EXTRACTED INFORMATION |
***
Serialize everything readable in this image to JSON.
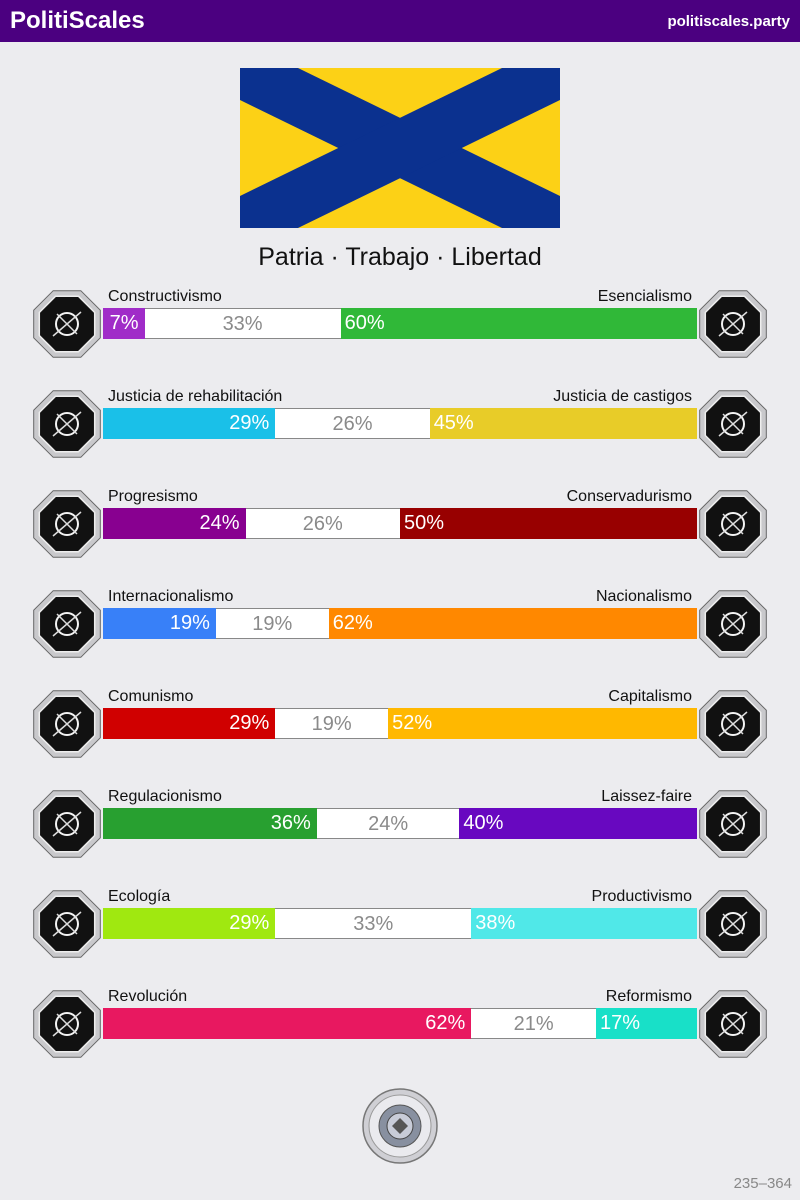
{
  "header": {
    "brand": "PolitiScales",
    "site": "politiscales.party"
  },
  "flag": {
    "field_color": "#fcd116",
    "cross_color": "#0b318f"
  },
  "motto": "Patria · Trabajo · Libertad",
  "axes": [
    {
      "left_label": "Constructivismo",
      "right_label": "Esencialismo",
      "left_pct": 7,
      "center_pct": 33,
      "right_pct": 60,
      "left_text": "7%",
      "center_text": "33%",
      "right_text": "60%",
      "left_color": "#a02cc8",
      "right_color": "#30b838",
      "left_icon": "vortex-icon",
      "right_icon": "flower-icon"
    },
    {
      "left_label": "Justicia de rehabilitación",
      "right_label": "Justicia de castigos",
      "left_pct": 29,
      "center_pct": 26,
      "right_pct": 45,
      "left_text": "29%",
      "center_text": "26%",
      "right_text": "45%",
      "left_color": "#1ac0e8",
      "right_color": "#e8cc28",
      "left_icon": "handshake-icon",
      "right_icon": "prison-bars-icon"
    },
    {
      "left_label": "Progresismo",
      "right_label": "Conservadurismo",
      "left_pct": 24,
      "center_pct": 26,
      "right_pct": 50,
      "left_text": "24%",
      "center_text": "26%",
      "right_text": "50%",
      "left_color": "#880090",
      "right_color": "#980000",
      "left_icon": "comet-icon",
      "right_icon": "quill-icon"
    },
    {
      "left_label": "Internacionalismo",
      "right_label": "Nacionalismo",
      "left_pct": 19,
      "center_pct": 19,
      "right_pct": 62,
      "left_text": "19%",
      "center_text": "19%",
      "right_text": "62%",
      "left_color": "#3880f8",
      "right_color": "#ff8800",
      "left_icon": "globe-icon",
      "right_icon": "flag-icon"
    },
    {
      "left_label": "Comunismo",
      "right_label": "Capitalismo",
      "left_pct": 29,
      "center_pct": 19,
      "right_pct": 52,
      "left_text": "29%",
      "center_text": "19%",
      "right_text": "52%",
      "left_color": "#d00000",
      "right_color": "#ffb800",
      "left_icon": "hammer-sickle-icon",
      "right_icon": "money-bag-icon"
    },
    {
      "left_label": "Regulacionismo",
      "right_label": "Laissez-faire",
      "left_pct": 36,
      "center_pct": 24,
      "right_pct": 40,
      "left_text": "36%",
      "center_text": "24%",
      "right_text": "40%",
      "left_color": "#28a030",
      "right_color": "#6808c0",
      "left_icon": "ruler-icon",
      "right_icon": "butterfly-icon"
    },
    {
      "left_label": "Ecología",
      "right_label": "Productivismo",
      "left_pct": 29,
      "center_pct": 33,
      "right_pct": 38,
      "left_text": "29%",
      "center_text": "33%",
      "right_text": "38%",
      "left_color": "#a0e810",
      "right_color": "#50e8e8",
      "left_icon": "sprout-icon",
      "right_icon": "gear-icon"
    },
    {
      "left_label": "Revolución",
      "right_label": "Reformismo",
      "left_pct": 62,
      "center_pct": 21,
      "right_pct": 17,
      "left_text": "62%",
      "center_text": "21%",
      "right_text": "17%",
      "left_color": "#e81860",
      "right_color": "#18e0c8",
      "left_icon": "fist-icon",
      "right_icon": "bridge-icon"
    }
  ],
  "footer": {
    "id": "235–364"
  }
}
***
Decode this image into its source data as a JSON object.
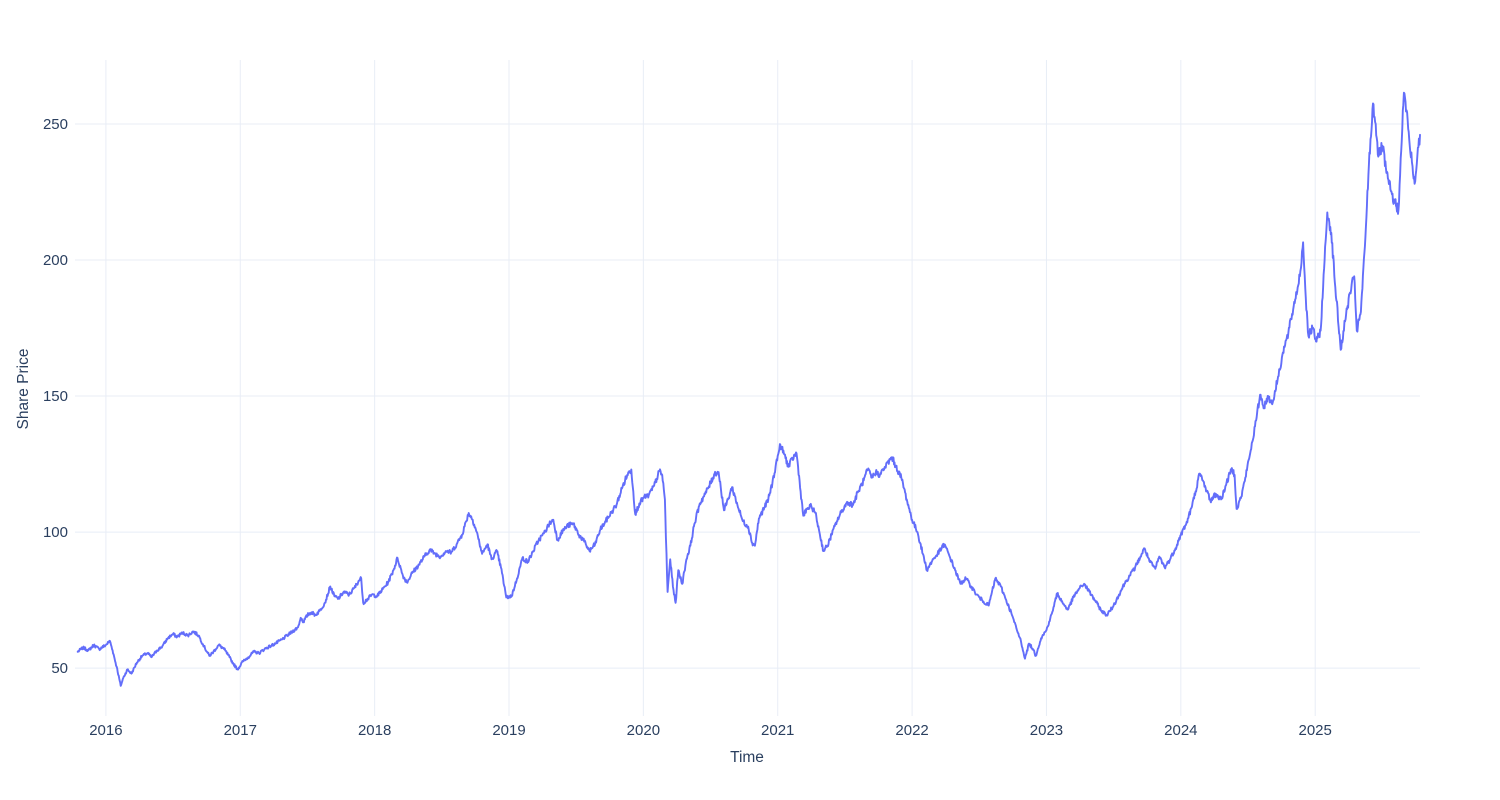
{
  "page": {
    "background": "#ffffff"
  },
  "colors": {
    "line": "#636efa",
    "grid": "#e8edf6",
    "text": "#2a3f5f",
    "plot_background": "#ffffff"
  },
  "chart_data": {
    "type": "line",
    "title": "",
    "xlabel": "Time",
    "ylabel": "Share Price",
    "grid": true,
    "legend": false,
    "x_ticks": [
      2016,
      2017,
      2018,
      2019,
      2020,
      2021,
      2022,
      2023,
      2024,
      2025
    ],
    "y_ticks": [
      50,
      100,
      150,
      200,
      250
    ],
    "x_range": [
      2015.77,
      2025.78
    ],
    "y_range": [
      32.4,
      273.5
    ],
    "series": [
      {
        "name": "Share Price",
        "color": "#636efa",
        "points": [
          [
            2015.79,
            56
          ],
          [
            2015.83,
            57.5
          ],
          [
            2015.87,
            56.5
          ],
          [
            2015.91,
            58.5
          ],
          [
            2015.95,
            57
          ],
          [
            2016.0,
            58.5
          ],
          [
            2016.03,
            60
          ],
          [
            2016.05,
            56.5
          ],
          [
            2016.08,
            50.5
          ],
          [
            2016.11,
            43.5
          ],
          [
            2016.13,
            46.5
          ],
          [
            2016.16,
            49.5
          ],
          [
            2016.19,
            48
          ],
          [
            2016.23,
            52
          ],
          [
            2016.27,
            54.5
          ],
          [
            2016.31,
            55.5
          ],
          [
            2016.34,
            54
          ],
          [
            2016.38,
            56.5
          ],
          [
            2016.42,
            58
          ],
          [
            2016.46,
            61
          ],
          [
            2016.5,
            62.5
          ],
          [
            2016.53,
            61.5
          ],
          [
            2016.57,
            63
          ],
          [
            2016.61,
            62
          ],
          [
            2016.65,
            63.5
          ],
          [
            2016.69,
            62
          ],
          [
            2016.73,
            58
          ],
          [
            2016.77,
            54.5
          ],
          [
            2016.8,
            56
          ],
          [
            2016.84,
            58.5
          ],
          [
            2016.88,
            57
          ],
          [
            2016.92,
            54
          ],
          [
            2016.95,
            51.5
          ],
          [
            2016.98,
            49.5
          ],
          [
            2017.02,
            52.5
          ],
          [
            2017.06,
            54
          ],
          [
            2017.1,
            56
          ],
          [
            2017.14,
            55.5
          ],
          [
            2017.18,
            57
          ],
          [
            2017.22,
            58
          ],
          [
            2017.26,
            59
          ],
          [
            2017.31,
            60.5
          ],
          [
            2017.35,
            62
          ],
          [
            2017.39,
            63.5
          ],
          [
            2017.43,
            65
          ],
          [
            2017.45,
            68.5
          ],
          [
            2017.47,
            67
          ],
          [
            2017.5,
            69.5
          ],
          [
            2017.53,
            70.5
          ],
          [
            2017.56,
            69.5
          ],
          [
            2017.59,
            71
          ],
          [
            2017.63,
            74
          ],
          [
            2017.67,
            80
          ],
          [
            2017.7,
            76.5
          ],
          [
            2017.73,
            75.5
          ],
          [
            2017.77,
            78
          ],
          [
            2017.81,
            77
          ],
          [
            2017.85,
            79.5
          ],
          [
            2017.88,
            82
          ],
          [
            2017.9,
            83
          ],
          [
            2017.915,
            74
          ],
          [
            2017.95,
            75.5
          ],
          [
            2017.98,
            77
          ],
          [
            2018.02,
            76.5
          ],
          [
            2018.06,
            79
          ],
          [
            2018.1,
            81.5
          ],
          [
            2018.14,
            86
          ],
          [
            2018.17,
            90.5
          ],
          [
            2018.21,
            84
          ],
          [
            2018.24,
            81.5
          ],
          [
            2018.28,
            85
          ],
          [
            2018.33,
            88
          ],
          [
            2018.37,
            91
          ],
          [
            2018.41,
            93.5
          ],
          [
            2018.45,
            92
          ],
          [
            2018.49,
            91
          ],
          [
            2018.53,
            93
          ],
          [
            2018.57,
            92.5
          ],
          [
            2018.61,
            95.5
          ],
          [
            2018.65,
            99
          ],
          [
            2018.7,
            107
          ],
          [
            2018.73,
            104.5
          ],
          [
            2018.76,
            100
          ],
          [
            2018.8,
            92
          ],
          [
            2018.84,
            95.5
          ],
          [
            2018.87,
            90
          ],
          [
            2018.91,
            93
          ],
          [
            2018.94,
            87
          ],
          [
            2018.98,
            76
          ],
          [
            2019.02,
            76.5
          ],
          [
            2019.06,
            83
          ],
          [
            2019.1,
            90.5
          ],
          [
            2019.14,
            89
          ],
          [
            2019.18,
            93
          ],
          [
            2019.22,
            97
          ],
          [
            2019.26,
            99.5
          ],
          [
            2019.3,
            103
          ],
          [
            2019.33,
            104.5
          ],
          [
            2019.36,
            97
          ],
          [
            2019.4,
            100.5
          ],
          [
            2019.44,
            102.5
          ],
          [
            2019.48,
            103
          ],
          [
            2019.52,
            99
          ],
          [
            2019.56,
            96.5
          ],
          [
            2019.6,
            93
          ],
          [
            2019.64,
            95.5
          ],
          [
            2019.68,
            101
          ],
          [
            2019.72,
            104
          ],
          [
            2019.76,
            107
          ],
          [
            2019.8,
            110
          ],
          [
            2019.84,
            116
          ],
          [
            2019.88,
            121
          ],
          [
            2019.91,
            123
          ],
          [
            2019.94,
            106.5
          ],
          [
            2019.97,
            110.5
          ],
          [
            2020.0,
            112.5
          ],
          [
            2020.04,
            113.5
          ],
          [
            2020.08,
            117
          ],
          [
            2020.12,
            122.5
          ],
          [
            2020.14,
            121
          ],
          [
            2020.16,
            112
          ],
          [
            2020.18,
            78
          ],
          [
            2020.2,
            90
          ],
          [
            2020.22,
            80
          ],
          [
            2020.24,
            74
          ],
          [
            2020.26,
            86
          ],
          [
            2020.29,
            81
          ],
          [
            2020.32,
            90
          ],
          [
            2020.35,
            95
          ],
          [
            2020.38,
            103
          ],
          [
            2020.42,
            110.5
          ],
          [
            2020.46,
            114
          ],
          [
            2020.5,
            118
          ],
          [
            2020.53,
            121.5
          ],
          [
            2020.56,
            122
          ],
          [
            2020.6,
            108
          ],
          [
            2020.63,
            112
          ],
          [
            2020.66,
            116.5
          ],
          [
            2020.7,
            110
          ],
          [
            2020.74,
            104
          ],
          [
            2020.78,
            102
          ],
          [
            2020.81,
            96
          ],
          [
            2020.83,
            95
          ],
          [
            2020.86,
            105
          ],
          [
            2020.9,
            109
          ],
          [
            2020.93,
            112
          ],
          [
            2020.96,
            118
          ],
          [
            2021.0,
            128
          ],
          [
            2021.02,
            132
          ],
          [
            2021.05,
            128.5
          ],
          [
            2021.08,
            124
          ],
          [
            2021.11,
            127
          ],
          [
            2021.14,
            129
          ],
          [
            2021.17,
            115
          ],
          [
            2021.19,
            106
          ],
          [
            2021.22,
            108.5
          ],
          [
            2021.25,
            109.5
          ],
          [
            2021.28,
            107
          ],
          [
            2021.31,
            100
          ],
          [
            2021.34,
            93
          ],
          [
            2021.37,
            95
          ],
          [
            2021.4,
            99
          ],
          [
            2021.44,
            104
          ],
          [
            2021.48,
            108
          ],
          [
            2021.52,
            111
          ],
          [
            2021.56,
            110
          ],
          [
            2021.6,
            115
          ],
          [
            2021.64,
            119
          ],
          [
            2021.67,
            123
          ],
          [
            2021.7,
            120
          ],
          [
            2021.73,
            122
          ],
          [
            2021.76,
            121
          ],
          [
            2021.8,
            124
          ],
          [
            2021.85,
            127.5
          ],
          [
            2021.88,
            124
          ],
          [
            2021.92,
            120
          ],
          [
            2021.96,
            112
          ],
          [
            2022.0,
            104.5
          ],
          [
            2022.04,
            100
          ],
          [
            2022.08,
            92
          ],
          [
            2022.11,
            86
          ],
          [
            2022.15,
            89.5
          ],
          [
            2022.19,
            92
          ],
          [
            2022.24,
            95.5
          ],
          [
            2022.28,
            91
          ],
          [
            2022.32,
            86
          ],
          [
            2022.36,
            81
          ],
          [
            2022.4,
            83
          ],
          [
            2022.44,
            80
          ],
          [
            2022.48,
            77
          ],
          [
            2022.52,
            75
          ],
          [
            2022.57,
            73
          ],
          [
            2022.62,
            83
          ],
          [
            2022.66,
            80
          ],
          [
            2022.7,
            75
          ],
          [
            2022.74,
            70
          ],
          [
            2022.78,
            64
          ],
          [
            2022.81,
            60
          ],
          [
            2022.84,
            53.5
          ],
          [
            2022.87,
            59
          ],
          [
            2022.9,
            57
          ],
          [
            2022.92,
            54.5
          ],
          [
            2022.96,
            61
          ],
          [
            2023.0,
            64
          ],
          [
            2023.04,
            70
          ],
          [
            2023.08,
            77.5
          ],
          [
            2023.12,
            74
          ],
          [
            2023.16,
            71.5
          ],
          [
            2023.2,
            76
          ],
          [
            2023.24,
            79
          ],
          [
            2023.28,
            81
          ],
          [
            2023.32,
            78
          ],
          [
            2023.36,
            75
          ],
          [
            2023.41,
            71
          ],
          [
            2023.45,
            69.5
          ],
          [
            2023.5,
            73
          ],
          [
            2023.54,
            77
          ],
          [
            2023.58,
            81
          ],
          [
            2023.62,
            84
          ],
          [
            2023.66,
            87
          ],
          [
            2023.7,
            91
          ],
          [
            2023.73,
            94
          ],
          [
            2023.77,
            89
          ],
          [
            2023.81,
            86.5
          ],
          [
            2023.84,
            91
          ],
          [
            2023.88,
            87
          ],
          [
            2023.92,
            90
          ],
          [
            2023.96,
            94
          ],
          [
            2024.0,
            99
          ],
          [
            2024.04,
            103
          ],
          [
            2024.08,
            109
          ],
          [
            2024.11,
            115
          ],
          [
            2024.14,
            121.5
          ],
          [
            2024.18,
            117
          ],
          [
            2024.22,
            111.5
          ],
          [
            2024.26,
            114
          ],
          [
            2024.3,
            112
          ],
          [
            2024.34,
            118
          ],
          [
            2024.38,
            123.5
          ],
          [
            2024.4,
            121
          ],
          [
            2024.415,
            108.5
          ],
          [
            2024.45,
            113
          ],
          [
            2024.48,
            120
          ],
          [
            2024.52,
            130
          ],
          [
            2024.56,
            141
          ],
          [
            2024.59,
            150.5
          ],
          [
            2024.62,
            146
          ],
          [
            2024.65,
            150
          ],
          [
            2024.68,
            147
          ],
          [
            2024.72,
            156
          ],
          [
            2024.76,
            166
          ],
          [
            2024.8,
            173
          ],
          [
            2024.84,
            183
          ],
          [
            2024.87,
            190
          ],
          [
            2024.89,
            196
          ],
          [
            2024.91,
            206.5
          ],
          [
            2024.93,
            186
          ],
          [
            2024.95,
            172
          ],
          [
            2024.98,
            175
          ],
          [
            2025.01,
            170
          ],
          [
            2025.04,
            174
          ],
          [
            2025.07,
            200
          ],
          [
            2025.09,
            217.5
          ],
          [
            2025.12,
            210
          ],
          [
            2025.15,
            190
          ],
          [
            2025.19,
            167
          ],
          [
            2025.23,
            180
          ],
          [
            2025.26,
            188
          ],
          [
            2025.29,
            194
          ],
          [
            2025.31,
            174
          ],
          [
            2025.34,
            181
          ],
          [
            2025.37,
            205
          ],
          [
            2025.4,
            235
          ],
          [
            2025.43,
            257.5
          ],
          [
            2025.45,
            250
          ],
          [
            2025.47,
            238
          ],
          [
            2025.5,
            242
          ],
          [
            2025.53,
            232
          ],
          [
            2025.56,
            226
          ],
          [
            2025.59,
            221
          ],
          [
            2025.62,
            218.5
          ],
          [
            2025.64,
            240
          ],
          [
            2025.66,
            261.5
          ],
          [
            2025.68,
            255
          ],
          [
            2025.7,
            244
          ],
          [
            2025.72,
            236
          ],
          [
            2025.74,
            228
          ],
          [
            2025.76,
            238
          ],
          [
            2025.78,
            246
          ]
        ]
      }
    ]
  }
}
***
PROBLEM TO SOLVE | Gather all lines of the records that include the word "JSON".

WORKED ANSWER |
Serialize everything readable in this image to JSON.
Decode this image into its source data as a JSON object.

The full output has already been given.